Data entries
──────────
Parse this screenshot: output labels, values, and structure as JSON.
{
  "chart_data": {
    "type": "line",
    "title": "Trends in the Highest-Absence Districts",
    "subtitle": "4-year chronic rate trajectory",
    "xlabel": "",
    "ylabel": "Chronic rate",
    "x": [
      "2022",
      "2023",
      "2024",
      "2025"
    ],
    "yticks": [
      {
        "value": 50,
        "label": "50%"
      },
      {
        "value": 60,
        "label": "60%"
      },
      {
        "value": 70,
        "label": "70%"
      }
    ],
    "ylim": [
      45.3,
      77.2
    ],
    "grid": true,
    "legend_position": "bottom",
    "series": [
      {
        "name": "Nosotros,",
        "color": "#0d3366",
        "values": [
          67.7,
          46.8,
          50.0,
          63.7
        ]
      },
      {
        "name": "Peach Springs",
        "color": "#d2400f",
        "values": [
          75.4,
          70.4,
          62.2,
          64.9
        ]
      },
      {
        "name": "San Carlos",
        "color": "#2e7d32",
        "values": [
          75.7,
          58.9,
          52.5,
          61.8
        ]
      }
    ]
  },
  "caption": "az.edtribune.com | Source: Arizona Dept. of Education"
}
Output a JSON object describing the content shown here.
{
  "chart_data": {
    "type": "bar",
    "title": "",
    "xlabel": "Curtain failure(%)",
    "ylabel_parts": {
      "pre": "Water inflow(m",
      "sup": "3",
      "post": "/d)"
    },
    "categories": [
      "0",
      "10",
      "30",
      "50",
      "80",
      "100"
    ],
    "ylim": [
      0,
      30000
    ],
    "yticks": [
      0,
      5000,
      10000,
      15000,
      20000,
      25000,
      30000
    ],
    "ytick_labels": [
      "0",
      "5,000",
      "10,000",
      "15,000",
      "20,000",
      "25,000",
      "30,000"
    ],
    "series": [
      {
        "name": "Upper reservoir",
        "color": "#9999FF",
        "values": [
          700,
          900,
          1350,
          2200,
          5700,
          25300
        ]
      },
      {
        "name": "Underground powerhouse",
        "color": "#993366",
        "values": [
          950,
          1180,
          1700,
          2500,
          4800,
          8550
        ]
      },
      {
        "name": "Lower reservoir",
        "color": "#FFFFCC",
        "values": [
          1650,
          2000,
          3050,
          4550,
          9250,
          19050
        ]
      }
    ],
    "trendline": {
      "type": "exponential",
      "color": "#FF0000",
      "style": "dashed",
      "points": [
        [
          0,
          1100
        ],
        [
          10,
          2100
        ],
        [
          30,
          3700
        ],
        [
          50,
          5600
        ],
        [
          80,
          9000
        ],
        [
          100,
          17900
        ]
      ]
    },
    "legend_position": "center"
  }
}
──────────
Please set down the whole listing above without altering a single line.

▸ Solved exercise:
Parse this screenshot: output labels, values, and structure as JSON.
{
  "chart_data": {
    "type": "line",
    "title": "Trends in the Highest-Absence Districts",
    "subtitle": "4-year chronic rate trajectory",
    "xlabel": "",
    "ylabel": "Chronic rate",
    "x": [
      "2022",
      "2023",
      "2024",
      "2025"
    ],
    "yticks": [
      {
        "value": 50,
        "label": "50%"
      },
      {
        "value": 60,
        "label": "60%"
      },
      {
        "value": 70,
        "label": "70%"
      }
    ],
    "ylim": [
      45.3,
      77.2
    ],
    "grid": true,
    "legend_position": "bottom",
    "series": [
      {
        "name": "Nosotros,",
        "color": "#0d3366",
        "values": [
          67.7,
          46.8,
          50.0,
          63.7
        ]
      },
      {
        "name": "Peach Springs",
        "color": "#d2400f",
        "values": [
          75.4,
          70.4,
          62.2,
          64.9
        ]
      },
      {
        "name": "San Carlos",
        "color": "#2e7d32",
        "values": [
          75.7,
          58.9,
          52.5,
          61.8
        ]
      }
    ]
  },
  "caption": "az.edtribune.com | Source: Arizona Dept. of Education"
}
Output a JSON object describing the content shown here.
{
  "chart_data": {
    "type": "bar",
    "title": "",
    "xlabel": "Curtain failure(%)",
    "ylabel_parts": {
      "pre": "Water inflow(m",
      "sup": "3",
      "post": "/d)"
    },
    "categories": [
      "0",
      "10",
      "30",
      "50",
      "80",
      "100"
    ],
    "ylim": [
      0,
      30000
    ],
    "yticks": [
      0,
      5000,
      10000,
      15000,
      20000,
      25000,
      30000
    ],
    "ytick_labels": [
      "0",
      "5,000",
      "10,000",
      "15,000",
      "20,000",
      "25,000",
      "30,000"
    ],
    "series": [
      {
        "name": "Upper reservoir",
        "color": "#9999FF",
        "values": [
          700,
          900,
          1350,
          2200,
          5700,
          25300
        ]
      },
      {
        "name": "Underground powerhouse",
        "color": "#993366",
        "values": [
          950,
          1180,
          1700,
          2500,
          4800,
          8550
        ]
      },
      {
        "name": "Lower reservoir",
        "color": "#FFFFCC",
        "values": [
          1650,
          2000,
          3050,
          4550,
          9250,
          19050
        ]
      }
    ],
    "trendline": {
      "type": "exponential",
      "color": "#FF0000",
      "style": "dashed",
      "points": [
        [
          0,
          1100
        ],
        [
          10,
          2100
        ],
        [
          30,
          3700
        ],
        [
          50,
          5600
        ],
        [
          80,
          9000
        ],
        [
          100,
          17900
        ]
      ]
    },
    "legend_position": "center"
  }
}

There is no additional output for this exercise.